:: Source data ::
--- --- ---
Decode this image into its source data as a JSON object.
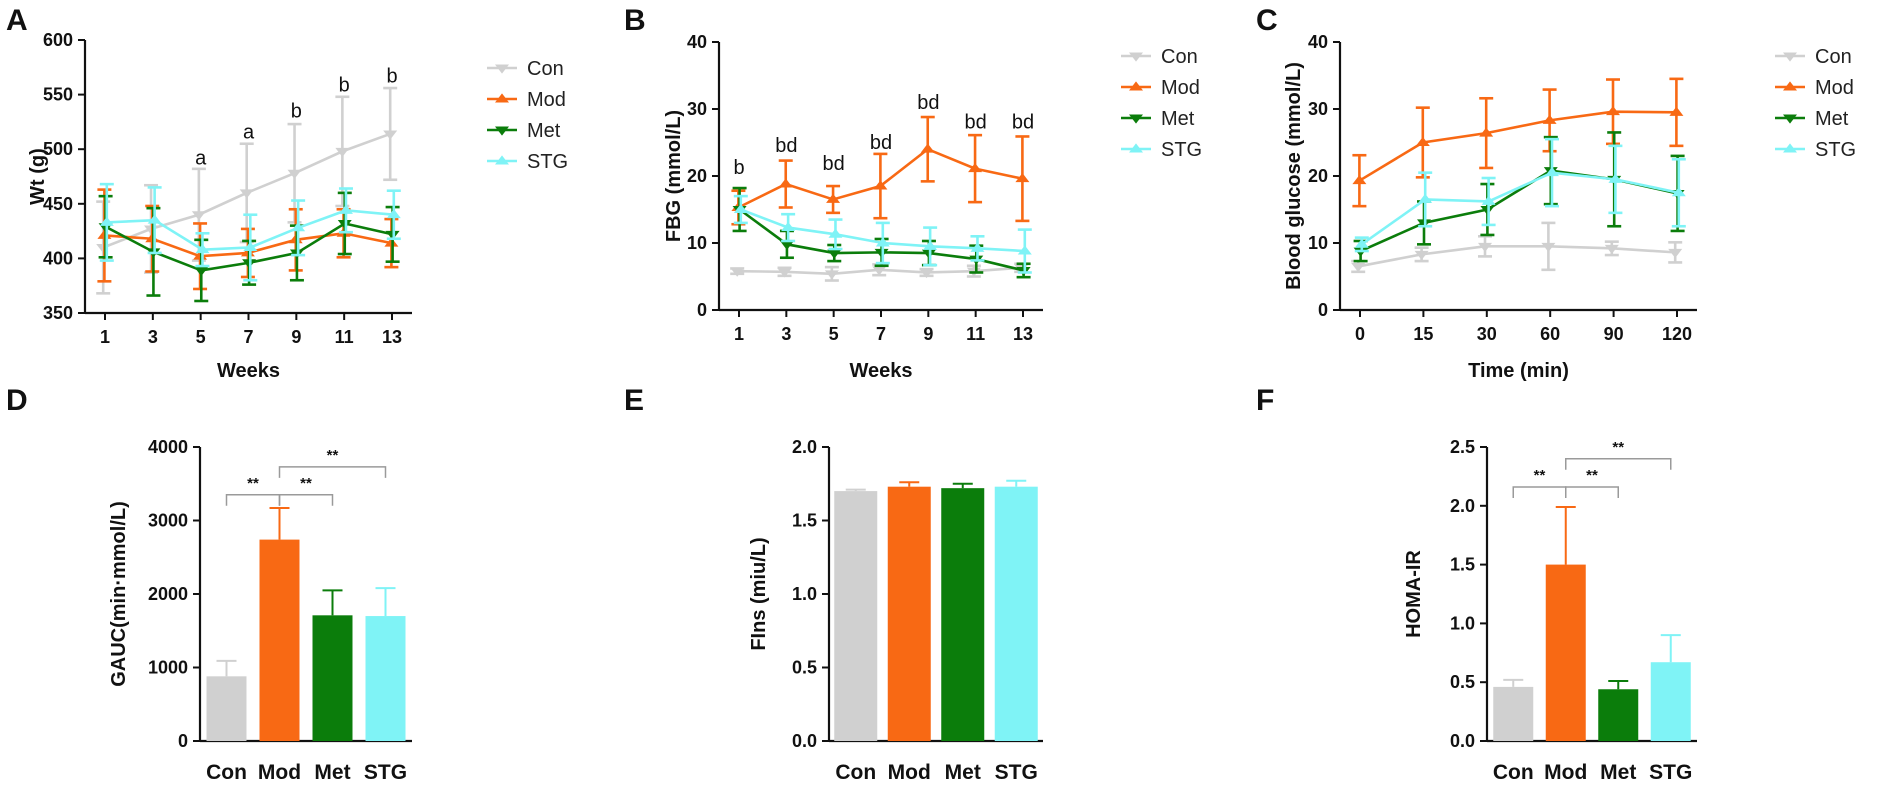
{
  "figure": {
    "colors": {
      "Con": "#d0d0d0",
      "Mod": "#f86914",
      "Met": "#0b7d0b",
      "STG": "#7ff3f6"
    },
    "markers": {
      "Con": "tri-down",
      "Mod": "tri-up",
      "Met": "tri-down",
      "STG": "tri-up"
    },
    "legend_labels": [
      "Con",
      "Mod",
      "Met",
      "STG"
    ]
  },
  "chart_data": [
    {
      "id": "A",
      "letter": "A",
      "type": "line",
      "xlabel": "Weeks",
      "ylabel": "Wt (g)",
      "categories": [
        "1",
        "3",
        "5",
        "7",
        "9",
        "11",
        "13"
      ],
      "ylim": [
        350,
        600
      ],
      "yticks": [
        "350",
        "400",
        "450",
        "500",
        "550",
        "600"
      ],
      "legend": "top-right",
      "series": [
        {
          "name": "Con",
          "values": [
            410,
            427,
            440,
            460,
            478,
            498,
            514
          ],
          "err": [
            42,
            40,
            42,
            45,
            45,
            50,
            42
          ]
        },
        {
          "name": "Mod",
          "values": [
            421,
            418,
            402,
            405,
            417,
            423,
            414
          ],
          "err": [
            42,
            30,
            30,
            22,
            28,
            22,
            22
          ]
        },
        {
          "name": "Met",
          "values": [
            429,
            406,
            389,
            396,
            405,
            432,
            422
          ],
          "err": [
            28,
            40,
            28,
            20,
            25,
            28,
            25
          ]
        },
        {
          "name": "STG",
          "values": [
            433,
            435,
            408,
            410,
            428,
            444,
            440
          ],
          "err": [
            35,
            30,
            15,
            30,
            25,
            20,
            22
          ]
        }
      ],
      "annotations": [
        {
          "text": "a",
          "x": "5",
          "y": 486
        },
        {
          "text": "a",
          "x": "7",
          "y": 510
        },
        {
          "text": "b",
          "x": "9",
          "y": 529
        },
        {
          "text": "b",
          "x": "11",
          "y": 553
        },
        {
          "text": "b",
          "x": "13",
          "y": 561
        }
      ]
    },
    {
      "id": "B",
      "letter": "B",
      "type": "line",
      "xlabel": "Weeks",
      "ylabel": "FBG (mmol/L)",
      "categories": [
        "1",
        "3",
        "5",
        "7",
        "9",
        "11",
        "13"
      ],
      "ylim": [
        0,
        40
      ],
      "yticks": [
        "0",
        "10",
        "20",
        "30",
        "40"
      ],
      "legend": "top-right",
      "series": [
        {
          "name": "Con",
          "values": [
            5.8,
            5.7,
            5.4,
            6.0,
            5.6,
            5.8,
            6.3
          ],
          "err": [
            0.4,
            0.6,
            1.0,
            0.8,
            0.5,
            0.8,
            0.6
          ]
        },
        {
          "name": "Mod",
          "values": [
            15.3,
            18.8,
            16.5,
            18.5,
            24.0,
            21.1,
            19.6
          ],
          "err": [
            2.5,
            3.5,
            2.0,
            4.8,
            4.8,
            5.0,
            6.3
          ]
        },
        {
          "name": "Met",
          "values": [
            15.0,
            9.8,
            8.5,
            8.6,
            8.5,
            7.6,
            5.9
          ],
          "err": [
            3.2,
            2.0,
            1.2,
            2.0,
            1.8,
            2.0,
            1.0
          ]
        },
        {
          "name": "STG",
          "values": [
            15.0,
            12.3,
            11.3,
            10.0,
            9.5,
            9.2,
            8.8
          ],
          "err": [
            2.0,
            2.0,
            2.2,
            3.0,
            2.8,
            1.8,
            3.2
          ]
        }
      ],
      "annotations": [
        {
          "text": "b",
          "x": "1",
          "y": 20.3
        },
        {
          "text": "bd",
          "x": "3",
          "y": 23.6
        },
        {
          "text": "bd",
          "x": "5",
          "y": 20.9
        },
        {
          "text": "bd",
          "x": "7",
          "y": 24.0
        },
        {
          "text": "bd",
          "x": "9",
          "y": 30.0
        },
        {
          "text": "bd",
          "x": "11",
          "y": 27.1
        },
        {
          "text": "bd",
          "x": "13",
          "y": 27.1
        }
      ]
    },
    {
      "id": "C",
      "letter": "C",
      "type": "line",
      "xlabel": "Time (min)",
      "ylabel": "Blood glucose (mmol/L)",
      "categories": [
        "0",
        "15",
        "30",
        "60",
        "90",
        "120"
      ],
      "ylim": [
        0,
        40
      ],
      "yticks": [
        "0",
        "10",
        "20",
        "30",
        "40"
      ],
      "legend": "top-right",
      "series": [
        {
          "name": "Con",
          "values": [
            6.5,
            8.3,
            9.5,
            9.5,
            9.2,
            8.6
          ],
          "err": [
            0.8,
            1.0,
            1.5,
            3.5,
            1.0,
            1.5
          ]
        },
        {
          "name": "Mod",
          "values": [
            19.3,
            25.0,
            26.4,
            28.3,
            29.6,
            29.5
          ],
          "err": [
            3.8,
            5.2,
            5.2,
            4.6,
            4.8,
            5.0
          ]
        },
        {
          "name": "Met",
          "values": [
            8.8,
            13.0,
            15.0,
            20.8,
            19.5,
            17.4
          ],
          "err": [
            1.5,
            3.2,
            3.8,
            5.0,
            7.0,
            5.6
          ]
        },
        {
          "name": "STG",
          "values": [
            9.8,
            16.5,
            16.2,
            20.5,
            19.5,
            17.5
          ],
          "err": [
            1.0,
            4.0,
            3.5,
            5.0,
            5.0,
            5.0
          ]
        }
      ]
    },
    {
      "id": "D",
      "letter": "D",
      "type": "bar",
      "xlabel": "",
      "ylabel": "GAUC(min·mmol/L)",
      "categories": [
        "Con",
        "Mod",
        "Met",
        "STG"
      ],
      "values": [
        880,
        2740,
        1710,
        1700
      ],
      "err": [
        210,
        430,
        340,
        380
      ],
      "ylim": [
        0,
        4000
      ],
      "yticks": [
        "0",
        "1000",
        "2000",
        "3000",
        "4000"
      ],
      "brackets": [
        {
          "from": "Con",
          "to": "Mod",
          "label": "**",
          "y": 3350
        },
        {
          "from": "Mod",
          "to": "Met",
          "label": "**",
          "y": 3350
        },
        {
          "from": "Mod",
          "to": "STG",
          "label": "**",
          "y": 3730
        }
      ]
    },
    {
      "id": "E",
      "letter": "E",
      "type": "bar",
      "xlabel": "",
      "ylabel": "FIns (miu/L)",
      "categories": [
        "Con",
        "Mod",
        "Met",
        "STG"
      ],
      "values": [
        1.7,
        1.73,
        1.72,
        1.73
      ],
      "err": [
        0.01,
        0.03,
        0.03,
        0.04
      ],
      "ylim": [
        0,
        2.0
      ],
      "yticks": [
        "0.0",
        "0.5",
        "1.0",
        "1.5",
        "2.0"
      ]
    },
    {
      "id": "F",
      "letter": "F",
      "type": "bar",
      "xlabel": "",
      "ylabel": "HOMA-IR",
      "categories": [
        "Con",
        "Mod",
        "Met",
        "STG"
      ],
      "values": [
        0.46,
        1.5,
        0.44,
        0.67
      ],
      "err": [
        0.06,
        0.49,
        0.07,
        0.23
      ],
      "ylim": [
        0,
        2.5
      ],
      "yticks": [
        "0.0",
        "0.5",
        "1.0",
        "1.5",
        "2.0",
        "2.5"
      ],
      "brackets": [
        {
          "from": "Con",
          "to": "Mod",
          "label": "**",
          "y": 2.16
        },
        {
          "from": "Mod",
          "to": "Met",
          "label": "**",
          "y": 2.16
        },
        {
          "from": "Mod",
          "to": "STG",
          "label": "**",
          "y": 2.4
        }
      ]
    }
  ]
}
--- --- ---
:: Exercise instructions ::
Transcribe every entry word for word, but omit the pictures.

:: Task solution ::
Decode this image into its source data as a JSON object.
{
  "figure": {
    "colors": {
      "Con": "#d0d0d0",
      "Mod": "#f86914",
      "Met": "#0b7d0b",
      "STG": "#7ff3f6"
    },
    "markers": {
      "Con": "tri-down",
      "Mod": "tri-up",
      "Met": "tri-down",
      "STG": "tri-up"
    },
    "legend_labels": [
      "Con",
      "Mod",
      "Met",
      "STG"
    ]
  },
  "chart_data": [
    {
      "id": "A",
      "letter": "A",
      "type": "line",
      "xlabel": "Weeks",
      "ylabel": "Wt (g)",
      "categories": [
        "1",
        "3",
        "5",
        "7",
        "9",
        "11",
        "13"
      ],
      "ylim": [
        350,
        600
      ],
      "yticks": [
        "350",
        "400",
        "450",
        "500",
        "550",
        "600"
      ],
      "legend": "top-right",
      "series": [
        {
          "name": "Con",
          "values": [
            410,
            427,
            440,
            460,
            478,
            498,
            514
          ],
          "err": [
            42,
            40,
            42,
            45,
            45,
            50,
            42
          ]
        },
        {
          "name": "Mod",
          "values": [
            421,
            418,
            402,
            405,
            417,
            423,
            414
          ],
          "err": [
            42,
            30,
            30,
            22,
            28,
            22,
            22
          ]
        },
        {
          "name": "Met",
          "values": [
            429,
            406,
            389,
            396,
            405,
            432,
            422
          ],
          "err": [
            28,
            40,
            28,
            20,
            25,
            28,
            25
          ]
        },
        {
          "name": "STG",
          "values": [
            433,
            435,
            408,
            410,
            428,
            444,
            440
          ],
          "err": [
            35,
            30,
            15,
            30,
            25,
            20,
            22
          ]
        }
      ],
      "annotations": [
        {
          "text": "a",
          "x": "5",
          "y": 486
        },
        {
          "text": "a",
          "x": "7",
          "y": 510
        },
        {
          "text": "b",
          "x": "9",
          "y": 529
        },
        {
          "text": "b",
          "x": "11",
          "y": 553
        },
        {
          "text": "b",
          "x": "13",
          "y": 561
        }
      ]
    },
    {
      "id": "B",
      "letter": "B",
      "type": "line",
      "xlabel": "Weeks",
      "ylabel": "FBG (mmol/L)",
      "categories": [
        "1",
        "3",
        "5",
        "7",
        "9",
        "11",
        "13"
      ],
      "ylim": [
        0,
        40
      ],
      "yticks": [
        "0",
        "10",
        "20",
        "30",
        "40"
      ],
      "legend": "top-right",
      "series": [
        {
          "name": "Con",
          "values": [
            5.8,
            5.7,
            5.4,
            6.0,
            5.6,
            5.8,
            6.3
          ],
          "err": [
            0.4,
            0.6,
            1.0,
            0.8,
            0.5,
            0.8,
            0.6
          ]
        },
        {
          "name": "Mod",
          "values": [
            15.3,
            18.8,
            16.5,
            18.5,
            24.0,
            21.1,
            19.6
          ],
          "err": [
            2.5,
            3.5,
            2.0,
            4.8,
            4.8,
            5.0,
            6.3
          ]
        },
        {
          "name": "Met",
          "values": [
            15.0,
            9.8,
            8.5,
            8.6,
            8.5,
            7.6,
            5.9
          ],
          "err": [
            3.2,
            2.0,
            1.2,
            2.0,
            1.8,
            2.0,
            1.0
          ]
        },
        {
          "name": "STG",
          "values": [
            15.0,
            12.3,
            11.3,
            10.0,
            9.5,
            9.2,
            8.8
          ],
          "err": [
            2.0,
            2.0,
            2.2,
            3.0,
            2.8,
            1.8,
            3.2
          ]
        }
      ],
      "annotations": [
        {
          "text": "b",
          "x": "1",
          "y": 20.3
        },
        {
          "text": "bd",
          "x": "3",
          "y": 23.6
        },
        {
          "text": "bd",
          "x": "5",
          "y": 20.9
        },
        {
          "text": "bd",
          "x": "7",
          "y": 24.0
        },
        {
          "text": "bd",
          "x": "9",
          "y": 30.0
        },
        {
          "text": "bd",
          "x": "11",
          "y": 27.1
        },
        {
          "text": "bd",
          "x": "13",
          "y": 27.1
        }
      ]
    },
    {
      "id": "C",
      "letter": "C",
      "type": "line",
      "xlabel": "Time (min)",
      "ylabel": "Blood glucose (mmol/L)",
      "categories": [
        "0",
        "15",
        "30",
        "60",
        "90",
        "120"
      ],
      "ylim": [
        0,
        40
      ],
      "yticks": [
        "0",
        "10",
        "20",
        "30",
        "40"
      ],
      "legend": "top-right",
      "series": [
        {
          "name": "Con",
          "values": [
            6.5,
            8.3,
            9.5,
            9.5,
            9.2,
            8.6
          ],
          "err": [
            0.8,
            1.0,
            1.5,
            3.5,
            1.0,
            1.5
          ]
        },
        {
          "name": "Mod",
          "values": [
            19.3,
            25.0,
            26.4,
            28.3,
            29.6,
            29.5
          ],
          "err": [
            3.8,
            5.2,
            5.2,
            4.6,
            4.8,
            5.0
          ]
        },
        {
          "name": "Met",
          "values": [
            8.8,
            13.0,
            15.0,
            20.8,
            19.5,
            17.4
          ],
          "err": [
            1.5,
            3.2,
            3.8,
            5.0,
            7.0,
            5.6
          ]
        },
        {
          "name": "STG",
          "values": [
            9.8,
            16.5,
            16.2,
            20.5,
            19.5,
            17.5
          ],
          "err": [
            1.0,
            4.0,
            3.5,
            5.0,
            5.0,
            5.0
          ]
        }
      ]
    },
    {
      "id": "D",
      "letter": "D",
      "type": "bar",
      "xlabel": "",
      "ylabel": "GAUC(min·mmol/L)",
      "categories": [
        "Con",
        "Mod",
        "Met",
        "STG"
      ],
      "values": [
        880,
        2740,
        1710,
        1700
      ],
      "err": [
        210,
        430,
        340,
        380
      ],
      "ylim": [
        0,
        4000
      ],
      "yticks": [
        "0",
        "1000",
        "2000",
        "3000",
        "4000"
      ],
      "brackets": [
        {
          "from": "Con",
          "to": "Mod",
          "label": "**",
          "y": 3350
        },
        {
          "from": "Mod",
          "to": "Met",
          "label": "**",
          "y": 3350
        },
        {
          "from": "Mod",
          "to": "STG",
          "label": "**",
          "y": 3730
        }
      ]
    },
    {
      "id": "E",
      "letter": "E",
      "type": "bar",
      "xlabel": "",
      "ylabel": "FIns (miu/L)",
      "categories": [
        "Con",
        "Mod",
        "Met",
        "STG"
      ],
      "values": [
        1.7,
        1.73,
        1.72,
        1.73
      ],
      "err": [
        0.01,
        0.03,
        0.03,
        0.04
      ],
      "ylim": [
        0,
        2.0
      ],
      "yticks": [
        "0.0",
        "0.5",
        "1.0",
        "1.5",
        "2.0"
      ]
    },
    {
      "id": "F",
      "letter": "F",
      "type": "bar",
      "xlabel": "",
      "ylabel": "HOMA-IR",
      "categories": [
        "Con",
        "Mod",
        "Met",
        "STG"
      ],
      "values": [
        0.46,
        1.5,
        0.44,
        0.67
      ],
      "err": [
        0.06,
        0.49,
        0.07,
        0.23
      ],
      "ylim": [
        0,
        2.5
      ],
      "yticks": [
        "0.0",
        "0.5",
        "1.0",
        "1.5",
        "2.0",
        "2.5"
      ],
      "brackets": [
        {
          "from": "Con",
          "to": "Mod",
          "label": "**",
          "y": 2.16
        },
        {
          "from": "Mod",
          "to": "Met",
          "label": "**",
          "y": 2.16
        },
        {
          "from": "Mod",
          "to": "STG",
          "label": "**",
          "y": 2.4
        }
      ]
    }
  ]
}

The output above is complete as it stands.